_PROBLEM TO WORK ON_
Find every line with the word "other". Copy those lines.

● ● ● ● ●

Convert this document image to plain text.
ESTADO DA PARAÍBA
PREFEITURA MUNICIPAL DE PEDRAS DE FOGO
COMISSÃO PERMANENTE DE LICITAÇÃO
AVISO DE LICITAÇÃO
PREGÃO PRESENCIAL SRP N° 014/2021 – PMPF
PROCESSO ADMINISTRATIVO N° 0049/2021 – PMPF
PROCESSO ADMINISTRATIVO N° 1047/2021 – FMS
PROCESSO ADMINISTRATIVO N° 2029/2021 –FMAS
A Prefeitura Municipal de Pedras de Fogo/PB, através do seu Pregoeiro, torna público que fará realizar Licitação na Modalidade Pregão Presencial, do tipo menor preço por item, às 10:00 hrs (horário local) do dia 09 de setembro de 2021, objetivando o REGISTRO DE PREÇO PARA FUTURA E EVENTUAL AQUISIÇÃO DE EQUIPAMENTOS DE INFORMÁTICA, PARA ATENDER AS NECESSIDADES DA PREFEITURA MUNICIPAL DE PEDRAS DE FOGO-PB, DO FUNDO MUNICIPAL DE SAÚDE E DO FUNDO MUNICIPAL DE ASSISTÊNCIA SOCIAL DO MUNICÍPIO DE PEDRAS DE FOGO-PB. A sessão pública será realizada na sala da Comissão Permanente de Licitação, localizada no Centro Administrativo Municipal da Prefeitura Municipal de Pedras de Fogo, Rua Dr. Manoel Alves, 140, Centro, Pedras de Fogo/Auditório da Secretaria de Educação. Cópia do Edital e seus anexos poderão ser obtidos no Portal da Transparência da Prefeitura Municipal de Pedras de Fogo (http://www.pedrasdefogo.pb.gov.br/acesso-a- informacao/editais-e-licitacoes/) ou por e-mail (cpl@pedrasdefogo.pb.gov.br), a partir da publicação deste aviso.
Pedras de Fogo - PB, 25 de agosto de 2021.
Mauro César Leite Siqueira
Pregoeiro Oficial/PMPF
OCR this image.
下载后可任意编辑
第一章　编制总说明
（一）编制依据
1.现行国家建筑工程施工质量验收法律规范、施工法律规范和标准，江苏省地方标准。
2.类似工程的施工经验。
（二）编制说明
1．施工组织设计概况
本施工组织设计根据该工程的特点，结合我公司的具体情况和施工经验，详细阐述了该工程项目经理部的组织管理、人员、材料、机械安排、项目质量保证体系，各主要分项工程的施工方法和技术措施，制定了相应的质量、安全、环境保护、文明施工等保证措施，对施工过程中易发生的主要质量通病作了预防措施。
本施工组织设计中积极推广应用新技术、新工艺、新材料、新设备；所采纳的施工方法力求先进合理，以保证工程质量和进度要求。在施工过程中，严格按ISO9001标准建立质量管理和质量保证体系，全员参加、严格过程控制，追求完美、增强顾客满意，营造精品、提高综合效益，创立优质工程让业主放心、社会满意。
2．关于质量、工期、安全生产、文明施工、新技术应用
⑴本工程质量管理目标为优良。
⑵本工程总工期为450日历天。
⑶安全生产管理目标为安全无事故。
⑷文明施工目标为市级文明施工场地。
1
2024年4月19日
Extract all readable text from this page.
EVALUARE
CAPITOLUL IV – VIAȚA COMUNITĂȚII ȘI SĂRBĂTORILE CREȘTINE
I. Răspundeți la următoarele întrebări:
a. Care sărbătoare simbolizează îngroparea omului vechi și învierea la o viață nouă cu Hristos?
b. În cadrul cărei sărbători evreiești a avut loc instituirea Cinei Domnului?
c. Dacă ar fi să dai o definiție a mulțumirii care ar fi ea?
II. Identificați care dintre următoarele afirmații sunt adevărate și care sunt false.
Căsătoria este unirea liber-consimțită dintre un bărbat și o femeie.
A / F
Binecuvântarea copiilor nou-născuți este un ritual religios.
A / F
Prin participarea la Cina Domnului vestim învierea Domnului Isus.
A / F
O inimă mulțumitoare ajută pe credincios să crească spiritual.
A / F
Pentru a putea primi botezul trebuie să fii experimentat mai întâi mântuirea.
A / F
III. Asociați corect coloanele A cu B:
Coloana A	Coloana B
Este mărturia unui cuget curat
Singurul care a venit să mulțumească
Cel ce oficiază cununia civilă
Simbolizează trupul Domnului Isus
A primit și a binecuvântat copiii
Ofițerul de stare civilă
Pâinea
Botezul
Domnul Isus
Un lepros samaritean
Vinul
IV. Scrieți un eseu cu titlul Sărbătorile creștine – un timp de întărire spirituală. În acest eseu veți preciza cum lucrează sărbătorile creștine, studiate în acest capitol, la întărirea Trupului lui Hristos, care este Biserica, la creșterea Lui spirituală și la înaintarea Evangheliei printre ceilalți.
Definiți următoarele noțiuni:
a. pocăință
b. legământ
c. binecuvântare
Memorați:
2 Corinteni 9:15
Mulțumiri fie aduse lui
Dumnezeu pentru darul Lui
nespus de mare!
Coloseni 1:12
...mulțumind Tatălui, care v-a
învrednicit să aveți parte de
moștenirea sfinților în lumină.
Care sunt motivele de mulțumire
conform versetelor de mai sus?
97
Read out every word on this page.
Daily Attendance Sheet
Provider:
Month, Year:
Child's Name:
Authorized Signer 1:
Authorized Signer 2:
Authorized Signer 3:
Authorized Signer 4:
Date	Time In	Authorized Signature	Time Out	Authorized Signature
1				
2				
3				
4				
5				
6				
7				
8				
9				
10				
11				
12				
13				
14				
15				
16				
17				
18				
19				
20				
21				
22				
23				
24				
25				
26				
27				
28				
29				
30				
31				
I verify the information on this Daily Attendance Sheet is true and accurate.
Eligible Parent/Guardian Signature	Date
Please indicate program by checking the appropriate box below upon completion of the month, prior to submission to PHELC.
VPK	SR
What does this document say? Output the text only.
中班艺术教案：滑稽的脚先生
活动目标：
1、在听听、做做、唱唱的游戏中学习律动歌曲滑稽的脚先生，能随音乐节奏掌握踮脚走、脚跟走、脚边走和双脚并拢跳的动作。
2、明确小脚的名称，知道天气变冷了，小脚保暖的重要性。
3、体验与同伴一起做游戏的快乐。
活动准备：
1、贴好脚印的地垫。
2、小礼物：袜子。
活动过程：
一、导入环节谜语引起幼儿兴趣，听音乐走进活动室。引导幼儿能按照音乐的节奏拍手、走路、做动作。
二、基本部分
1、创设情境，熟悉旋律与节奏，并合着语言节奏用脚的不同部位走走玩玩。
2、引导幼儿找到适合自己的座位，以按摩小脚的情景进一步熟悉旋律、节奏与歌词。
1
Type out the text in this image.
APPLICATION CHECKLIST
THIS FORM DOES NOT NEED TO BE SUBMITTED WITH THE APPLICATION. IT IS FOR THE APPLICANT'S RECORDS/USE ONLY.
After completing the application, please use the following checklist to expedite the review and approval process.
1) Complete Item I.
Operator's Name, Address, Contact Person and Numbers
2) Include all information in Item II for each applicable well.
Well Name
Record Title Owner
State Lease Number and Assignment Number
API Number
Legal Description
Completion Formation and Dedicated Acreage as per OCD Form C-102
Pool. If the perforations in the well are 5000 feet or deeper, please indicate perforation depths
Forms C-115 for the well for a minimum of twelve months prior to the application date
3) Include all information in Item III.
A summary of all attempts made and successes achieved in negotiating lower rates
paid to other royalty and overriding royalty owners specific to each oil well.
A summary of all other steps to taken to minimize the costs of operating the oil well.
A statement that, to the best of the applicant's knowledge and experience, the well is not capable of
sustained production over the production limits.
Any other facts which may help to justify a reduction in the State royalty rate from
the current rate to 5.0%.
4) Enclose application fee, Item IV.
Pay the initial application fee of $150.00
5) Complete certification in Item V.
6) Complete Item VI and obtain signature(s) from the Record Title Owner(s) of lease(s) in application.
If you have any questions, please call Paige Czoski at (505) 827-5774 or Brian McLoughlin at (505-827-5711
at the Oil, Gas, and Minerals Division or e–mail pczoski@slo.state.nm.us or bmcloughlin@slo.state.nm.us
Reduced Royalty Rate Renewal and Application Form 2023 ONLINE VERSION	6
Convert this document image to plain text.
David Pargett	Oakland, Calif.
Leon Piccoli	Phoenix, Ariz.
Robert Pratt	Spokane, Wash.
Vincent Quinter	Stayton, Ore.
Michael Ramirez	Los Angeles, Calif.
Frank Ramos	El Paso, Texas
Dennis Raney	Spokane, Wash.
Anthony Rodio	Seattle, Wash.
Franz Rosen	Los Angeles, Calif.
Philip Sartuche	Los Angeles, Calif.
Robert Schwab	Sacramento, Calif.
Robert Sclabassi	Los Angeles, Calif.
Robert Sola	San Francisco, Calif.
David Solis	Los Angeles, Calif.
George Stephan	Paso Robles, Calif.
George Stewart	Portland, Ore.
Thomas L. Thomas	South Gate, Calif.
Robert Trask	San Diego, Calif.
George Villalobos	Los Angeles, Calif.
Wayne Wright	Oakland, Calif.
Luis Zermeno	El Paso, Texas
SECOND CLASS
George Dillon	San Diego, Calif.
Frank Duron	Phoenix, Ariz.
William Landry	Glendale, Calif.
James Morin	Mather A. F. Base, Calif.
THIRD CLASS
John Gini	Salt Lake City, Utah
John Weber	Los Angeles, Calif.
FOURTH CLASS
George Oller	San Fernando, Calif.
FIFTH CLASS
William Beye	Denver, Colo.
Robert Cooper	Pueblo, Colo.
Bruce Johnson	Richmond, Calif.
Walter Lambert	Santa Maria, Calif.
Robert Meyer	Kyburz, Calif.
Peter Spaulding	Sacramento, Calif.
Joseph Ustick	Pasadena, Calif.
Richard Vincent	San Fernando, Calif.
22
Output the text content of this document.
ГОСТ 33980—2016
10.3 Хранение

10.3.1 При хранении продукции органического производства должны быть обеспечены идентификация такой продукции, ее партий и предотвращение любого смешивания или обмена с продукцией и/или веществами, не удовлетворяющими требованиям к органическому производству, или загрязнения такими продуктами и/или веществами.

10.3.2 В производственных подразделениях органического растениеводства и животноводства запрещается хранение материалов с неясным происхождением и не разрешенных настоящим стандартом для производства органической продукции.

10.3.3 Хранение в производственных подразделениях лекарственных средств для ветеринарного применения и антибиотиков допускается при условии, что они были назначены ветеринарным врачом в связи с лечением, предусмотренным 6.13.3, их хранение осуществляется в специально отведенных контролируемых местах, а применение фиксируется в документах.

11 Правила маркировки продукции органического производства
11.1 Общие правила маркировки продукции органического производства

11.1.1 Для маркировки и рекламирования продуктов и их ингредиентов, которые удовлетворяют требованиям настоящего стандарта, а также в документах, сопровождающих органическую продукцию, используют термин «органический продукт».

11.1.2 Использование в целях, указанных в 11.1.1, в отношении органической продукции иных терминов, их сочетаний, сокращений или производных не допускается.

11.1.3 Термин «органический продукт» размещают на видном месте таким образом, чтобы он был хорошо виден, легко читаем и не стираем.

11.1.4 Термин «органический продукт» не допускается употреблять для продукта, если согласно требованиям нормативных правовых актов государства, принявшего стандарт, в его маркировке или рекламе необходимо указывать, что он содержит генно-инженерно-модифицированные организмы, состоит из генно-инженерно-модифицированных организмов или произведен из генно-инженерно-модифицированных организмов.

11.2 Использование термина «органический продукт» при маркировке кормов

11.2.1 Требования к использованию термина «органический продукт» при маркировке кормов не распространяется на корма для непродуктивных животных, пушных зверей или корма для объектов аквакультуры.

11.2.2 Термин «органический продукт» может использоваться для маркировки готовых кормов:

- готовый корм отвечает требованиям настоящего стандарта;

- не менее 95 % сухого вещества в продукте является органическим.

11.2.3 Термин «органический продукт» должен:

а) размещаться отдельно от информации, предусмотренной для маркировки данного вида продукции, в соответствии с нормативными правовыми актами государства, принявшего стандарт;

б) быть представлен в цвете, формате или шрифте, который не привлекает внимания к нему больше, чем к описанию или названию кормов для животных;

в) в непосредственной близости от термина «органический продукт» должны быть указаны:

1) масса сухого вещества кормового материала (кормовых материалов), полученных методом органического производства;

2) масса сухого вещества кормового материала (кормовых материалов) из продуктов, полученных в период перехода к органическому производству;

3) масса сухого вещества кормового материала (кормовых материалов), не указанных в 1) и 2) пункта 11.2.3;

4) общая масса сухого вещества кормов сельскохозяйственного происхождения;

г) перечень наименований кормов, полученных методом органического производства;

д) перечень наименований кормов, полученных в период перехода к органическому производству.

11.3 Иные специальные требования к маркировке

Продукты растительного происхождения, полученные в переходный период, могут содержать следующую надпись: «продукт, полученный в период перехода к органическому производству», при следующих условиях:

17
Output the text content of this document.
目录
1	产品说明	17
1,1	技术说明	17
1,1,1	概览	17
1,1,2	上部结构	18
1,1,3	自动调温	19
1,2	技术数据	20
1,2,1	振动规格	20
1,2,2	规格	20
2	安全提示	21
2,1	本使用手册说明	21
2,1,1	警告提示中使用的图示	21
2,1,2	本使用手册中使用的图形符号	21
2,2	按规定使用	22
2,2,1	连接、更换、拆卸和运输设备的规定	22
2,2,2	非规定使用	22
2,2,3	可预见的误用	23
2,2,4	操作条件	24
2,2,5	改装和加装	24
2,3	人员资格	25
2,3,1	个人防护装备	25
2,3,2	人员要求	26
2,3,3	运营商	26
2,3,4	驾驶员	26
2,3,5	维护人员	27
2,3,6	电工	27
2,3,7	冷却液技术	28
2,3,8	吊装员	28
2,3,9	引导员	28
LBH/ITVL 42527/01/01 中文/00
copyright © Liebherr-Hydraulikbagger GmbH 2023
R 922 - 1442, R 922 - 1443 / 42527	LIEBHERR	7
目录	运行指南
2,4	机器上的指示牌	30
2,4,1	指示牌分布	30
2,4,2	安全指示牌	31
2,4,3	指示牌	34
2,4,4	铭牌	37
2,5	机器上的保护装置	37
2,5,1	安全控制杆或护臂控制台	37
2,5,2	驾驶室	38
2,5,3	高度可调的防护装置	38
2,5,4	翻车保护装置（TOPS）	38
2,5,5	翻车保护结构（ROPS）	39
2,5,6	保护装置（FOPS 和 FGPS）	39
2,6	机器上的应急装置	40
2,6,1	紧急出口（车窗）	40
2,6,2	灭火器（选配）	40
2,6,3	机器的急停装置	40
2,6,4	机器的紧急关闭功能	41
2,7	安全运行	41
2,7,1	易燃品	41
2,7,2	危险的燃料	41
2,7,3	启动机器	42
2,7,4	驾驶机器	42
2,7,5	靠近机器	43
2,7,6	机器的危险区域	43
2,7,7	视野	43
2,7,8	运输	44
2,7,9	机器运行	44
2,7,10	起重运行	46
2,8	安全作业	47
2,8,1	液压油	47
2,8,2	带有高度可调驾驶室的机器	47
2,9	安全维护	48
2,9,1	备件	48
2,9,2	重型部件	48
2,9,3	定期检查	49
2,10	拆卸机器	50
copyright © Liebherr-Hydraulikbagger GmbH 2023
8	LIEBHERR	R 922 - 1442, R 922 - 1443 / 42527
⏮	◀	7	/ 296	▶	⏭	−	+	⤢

● ● ● ● ●

_FINAL RESULT_
paid to other royalty and overriding royalty owners specific to each oil well.
A summary of all other steps to taken to minimize the costs of operating the oil well.
Any other facts which may help to justify a reduction in the State royalty rate from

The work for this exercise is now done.